KUTIPAN SUMBER
◆ ◆ ◆ ◆

Jika kita baca surah An-Nuur ayat 64 dimana Allah SWT Maha Penyayang dan Pengampun menyebutkan jangan berbelas kasihan kepada mereka, maka Isa Al-Masih di dalam Injil justru berkata: “Barangsiapa di antara kamu tidak berdosa, hendaklah ia yang pertama melemparkan batu kepada perempuan itu” (Injil, Rasul Besar Yohanes 8:7). Hanya dalam Isa Al-Masih, dosa sebesar apapun mendapat solusi pembebasan daripada-Nya.
~
Ya, Anda benar Sdri. Mimie!
Ajaran agung Isa Al-Masih melampaui segala aturan yang dapat dibuat manusia yang tidak sempurna. Jika Al-Quran hanya memberikan hukuman fisik bagi para pelaku zinah dengan harapan mereka jera, kenyataannya ikatan kuasa dosa kenajisan tidak bisa lepas dari hati seseorang. Kalaupun tidak muncul dalam perilaku karena takut hukuman, bibit kenajisan ini tetap berkobar di hati dan sewaktu-waktu muncul lagi dalam tindakan bila ada kesempatan.
Lebih dari itu semua, Isa Al-Masih memberikan jalan keluar degan mencabut akar dosa melalui pengampunan-Nya bagi orang berdosa yang seharusnya tidak layak mereka terima. Dengan dasar anugerah pengampunan Allah inilah, manusia justru dengan penuh cinta dan ketaatan berbalik dari dosa-dosanya, mempersembahkan hidupnya bagi kemuliaan Allah.
~
Yuli
~
Alkitab Kristen menuliskan: “Tetapi jikalau di padang laki-laki itu bertemu dengan gadis yang telah bertunangan itu, memaksa gadis itu tidur dengan dia, maka hanyalah laki-laki yang tidur dengan gadis itu yang harus mati” (Taurat, Kitab Ulangan 22:25).

◆ ◆ ◆ ◆

DAFTAR DATA
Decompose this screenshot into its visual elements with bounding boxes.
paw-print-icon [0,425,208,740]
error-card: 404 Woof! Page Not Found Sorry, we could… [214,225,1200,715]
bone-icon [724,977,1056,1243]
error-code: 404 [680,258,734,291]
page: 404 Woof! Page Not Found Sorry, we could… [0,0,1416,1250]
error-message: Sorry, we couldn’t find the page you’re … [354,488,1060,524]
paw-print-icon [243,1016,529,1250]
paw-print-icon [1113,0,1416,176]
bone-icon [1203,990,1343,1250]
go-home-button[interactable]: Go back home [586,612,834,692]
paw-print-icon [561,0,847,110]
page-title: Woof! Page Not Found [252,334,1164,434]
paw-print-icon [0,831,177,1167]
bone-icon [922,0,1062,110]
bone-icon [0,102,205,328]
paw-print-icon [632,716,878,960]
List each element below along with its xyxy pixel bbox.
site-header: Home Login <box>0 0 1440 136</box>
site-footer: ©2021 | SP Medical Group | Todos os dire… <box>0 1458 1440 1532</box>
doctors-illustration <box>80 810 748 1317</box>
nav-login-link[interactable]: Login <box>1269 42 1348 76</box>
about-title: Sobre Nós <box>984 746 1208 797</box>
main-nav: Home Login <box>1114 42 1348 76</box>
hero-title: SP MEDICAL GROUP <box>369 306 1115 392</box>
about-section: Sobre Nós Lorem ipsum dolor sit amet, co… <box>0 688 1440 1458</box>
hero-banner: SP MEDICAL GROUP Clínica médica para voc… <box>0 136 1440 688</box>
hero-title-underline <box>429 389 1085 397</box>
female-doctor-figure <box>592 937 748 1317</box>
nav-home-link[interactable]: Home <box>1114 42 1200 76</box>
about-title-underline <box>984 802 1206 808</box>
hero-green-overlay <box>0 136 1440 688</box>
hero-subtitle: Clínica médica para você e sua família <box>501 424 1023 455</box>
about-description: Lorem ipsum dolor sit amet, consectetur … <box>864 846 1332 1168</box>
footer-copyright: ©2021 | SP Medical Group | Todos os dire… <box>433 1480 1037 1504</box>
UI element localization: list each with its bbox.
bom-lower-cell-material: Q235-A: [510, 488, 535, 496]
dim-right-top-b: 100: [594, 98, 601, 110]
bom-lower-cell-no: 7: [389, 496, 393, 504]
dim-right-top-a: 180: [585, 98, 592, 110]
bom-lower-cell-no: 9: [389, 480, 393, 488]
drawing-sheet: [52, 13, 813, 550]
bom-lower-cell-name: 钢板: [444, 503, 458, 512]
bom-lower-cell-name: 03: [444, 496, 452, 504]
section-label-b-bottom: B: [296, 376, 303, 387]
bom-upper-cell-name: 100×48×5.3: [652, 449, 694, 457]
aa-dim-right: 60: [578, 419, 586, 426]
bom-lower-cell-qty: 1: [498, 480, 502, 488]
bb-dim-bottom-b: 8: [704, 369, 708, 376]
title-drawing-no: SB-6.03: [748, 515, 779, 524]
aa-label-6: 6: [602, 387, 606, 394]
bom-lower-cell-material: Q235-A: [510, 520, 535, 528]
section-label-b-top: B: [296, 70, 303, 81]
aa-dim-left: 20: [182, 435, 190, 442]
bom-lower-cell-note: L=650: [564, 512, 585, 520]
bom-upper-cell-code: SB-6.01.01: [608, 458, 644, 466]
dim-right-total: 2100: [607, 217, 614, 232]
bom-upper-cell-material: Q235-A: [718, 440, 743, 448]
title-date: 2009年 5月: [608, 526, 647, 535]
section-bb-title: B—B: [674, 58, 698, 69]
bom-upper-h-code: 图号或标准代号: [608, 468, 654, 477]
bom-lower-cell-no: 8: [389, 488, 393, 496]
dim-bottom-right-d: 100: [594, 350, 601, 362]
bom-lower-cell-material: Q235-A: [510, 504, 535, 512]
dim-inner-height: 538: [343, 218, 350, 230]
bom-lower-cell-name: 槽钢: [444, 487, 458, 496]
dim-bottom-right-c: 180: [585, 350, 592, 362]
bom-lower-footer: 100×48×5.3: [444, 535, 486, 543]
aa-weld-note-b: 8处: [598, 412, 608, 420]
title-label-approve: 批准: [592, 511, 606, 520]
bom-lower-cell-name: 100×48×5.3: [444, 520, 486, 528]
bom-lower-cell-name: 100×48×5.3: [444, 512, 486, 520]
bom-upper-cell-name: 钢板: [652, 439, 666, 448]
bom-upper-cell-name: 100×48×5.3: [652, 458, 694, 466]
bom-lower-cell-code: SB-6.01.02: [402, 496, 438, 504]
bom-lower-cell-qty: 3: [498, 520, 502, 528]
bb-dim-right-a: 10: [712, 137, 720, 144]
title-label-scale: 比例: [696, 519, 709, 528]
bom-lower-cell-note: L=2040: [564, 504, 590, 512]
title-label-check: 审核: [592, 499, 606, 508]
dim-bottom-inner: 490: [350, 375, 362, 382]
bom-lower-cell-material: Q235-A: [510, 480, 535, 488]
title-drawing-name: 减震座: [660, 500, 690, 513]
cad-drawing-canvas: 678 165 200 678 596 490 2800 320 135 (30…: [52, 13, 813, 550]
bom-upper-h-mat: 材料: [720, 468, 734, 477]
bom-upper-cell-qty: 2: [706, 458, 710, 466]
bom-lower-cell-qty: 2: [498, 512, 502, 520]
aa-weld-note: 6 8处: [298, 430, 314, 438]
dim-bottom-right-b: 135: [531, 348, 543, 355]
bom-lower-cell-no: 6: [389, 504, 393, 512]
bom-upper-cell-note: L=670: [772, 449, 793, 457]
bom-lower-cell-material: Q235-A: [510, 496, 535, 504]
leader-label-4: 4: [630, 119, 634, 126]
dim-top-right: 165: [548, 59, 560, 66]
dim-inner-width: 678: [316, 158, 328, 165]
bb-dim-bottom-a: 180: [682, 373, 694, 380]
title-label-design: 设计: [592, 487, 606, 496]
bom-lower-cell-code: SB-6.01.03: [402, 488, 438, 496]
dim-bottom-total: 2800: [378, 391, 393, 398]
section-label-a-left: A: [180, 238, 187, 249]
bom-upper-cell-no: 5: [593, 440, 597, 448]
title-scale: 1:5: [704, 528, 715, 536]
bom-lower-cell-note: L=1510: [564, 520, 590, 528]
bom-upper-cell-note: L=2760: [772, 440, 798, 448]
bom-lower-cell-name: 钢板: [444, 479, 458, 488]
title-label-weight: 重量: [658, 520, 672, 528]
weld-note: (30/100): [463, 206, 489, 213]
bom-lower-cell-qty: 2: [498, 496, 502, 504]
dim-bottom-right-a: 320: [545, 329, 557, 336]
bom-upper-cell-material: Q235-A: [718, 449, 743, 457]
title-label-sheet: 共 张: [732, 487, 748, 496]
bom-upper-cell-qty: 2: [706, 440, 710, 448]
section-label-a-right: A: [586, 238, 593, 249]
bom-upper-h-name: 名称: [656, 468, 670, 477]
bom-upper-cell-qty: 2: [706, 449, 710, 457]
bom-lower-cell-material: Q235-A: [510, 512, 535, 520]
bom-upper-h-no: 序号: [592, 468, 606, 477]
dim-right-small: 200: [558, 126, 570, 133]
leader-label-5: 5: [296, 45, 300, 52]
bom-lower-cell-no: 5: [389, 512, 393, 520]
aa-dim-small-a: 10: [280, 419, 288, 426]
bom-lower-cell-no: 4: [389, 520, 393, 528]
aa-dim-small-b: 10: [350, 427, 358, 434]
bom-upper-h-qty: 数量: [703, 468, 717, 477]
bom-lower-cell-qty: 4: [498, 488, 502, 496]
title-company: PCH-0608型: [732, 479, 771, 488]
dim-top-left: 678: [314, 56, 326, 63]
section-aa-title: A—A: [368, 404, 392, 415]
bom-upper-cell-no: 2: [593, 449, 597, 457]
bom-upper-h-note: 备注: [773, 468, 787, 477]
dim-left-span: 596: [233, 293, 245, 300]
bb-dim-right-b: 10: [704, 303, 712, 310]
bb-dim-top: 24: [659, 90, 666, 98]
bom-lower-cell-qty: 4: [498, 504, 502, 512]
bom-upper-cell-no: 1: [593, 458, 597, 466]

◆ ◆ ◆ ◆

KERJAKAN INI
Jawablah pertanyaan berikut berdasarkan kutipan sumber di atas:
1. Ayat Injil mana yang dirujuk untuk perkataan Isa Al-Masih tentang melemparkan batu?
2. Siapa yang disapa dengan kalimat "Ya, Anda benar"?
3. Menurut Kitab Ulangan 22:25 yang dikutip, siapa yang harus mati?

JAWABAN
1. Injil, Rasul Besar Yohanes 8:7.
2. Sdri. Mimie.
3. Hanya laki-laki yang tidur dengan gadis yang telah bertunangan itu.